= Work to be completed =
Return every entry exactly as written.

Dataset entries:
|---|
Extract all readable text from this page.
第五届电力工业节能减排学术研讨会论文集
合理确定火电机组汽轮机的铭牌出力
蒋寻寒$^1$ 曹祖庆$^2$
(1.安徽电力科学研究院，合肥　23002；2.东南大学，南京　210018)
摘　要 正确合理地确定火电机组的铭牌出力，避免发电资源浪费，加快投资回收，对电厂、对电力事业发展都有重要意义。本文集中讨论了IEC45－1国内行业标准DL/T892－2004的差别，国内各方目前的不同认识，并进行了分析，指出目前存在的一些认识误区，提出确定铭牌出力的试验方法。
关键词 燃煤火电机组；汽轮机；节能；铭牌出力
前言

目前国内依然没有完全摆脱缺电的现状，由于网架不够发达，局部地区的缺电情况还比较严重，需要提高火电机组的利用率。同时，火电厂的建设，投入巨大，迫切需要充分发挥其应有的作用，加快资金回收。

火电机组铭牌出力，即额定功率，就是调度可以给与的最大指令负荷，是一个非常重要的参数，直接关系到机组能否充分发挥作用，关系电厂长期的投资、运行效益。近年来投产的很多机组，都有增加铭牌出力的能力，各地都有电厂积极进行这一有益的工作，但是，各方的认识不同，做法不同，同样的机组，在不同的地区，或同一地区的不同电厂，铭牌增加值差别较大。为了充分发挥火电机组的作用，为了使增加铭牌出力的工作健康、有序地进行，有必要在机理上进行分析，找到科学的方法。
|---|
= Solution =
Extract all readable text from this page.
第五届电力工业节能减排学术研讨会论文集
合理确定火电机组汽轮机的铭牌出力
蒋寻寒$^1$ 曹祖庆$^2$
(1.安徽电力科学研究院，合肥　23002；2.东南大学，南京　210018)
摘　要 正确合理地确定火电机组的铭牌出力，避免发电资源浪费，加快投资回收，对电厂、对电力事业发展都有重要意义。本文集中讨论了IEC45－1国内行业标准DL/T892－2004的差别，国内各方目前的不同认识，并进行了分析，指出目前存在的一些认识误区，提出确定铭牌出力的试验方法。
关键词 燃煤火电机组；汽轮机；节能；铭牌出力
前言

目前国内依然没有完全摆脱缺电的现状，由于网架不够发达，局部地区的缺电情况还比较严重，需要提高火电机组的利用率。同时，火电厂的建设，投入巨大，迫切需要充分发挥其应有的作用，加快资金回收。

火电机组铭牌出力，即额定功率，就是调度可以给与的最大指令负荷，是一个非常重要的参数，直接关系到机组能否充分发挥作用，关系电厂长期的投资、运行效益。近年来投产的很多机组，都有增加铭牌出力的能力，各地都有电厂积极进行这一有益的工作，但是，各方的认识不同，做法不同，同样的机组，在不同的地区，或同一地区的不同电厂，铭牌增加值差别较大。为了充分发挥火电机组的作用，为了使增加铭牌出力的工作健康、有序地进行，有必要在机理上进行分析，找到科学的方法。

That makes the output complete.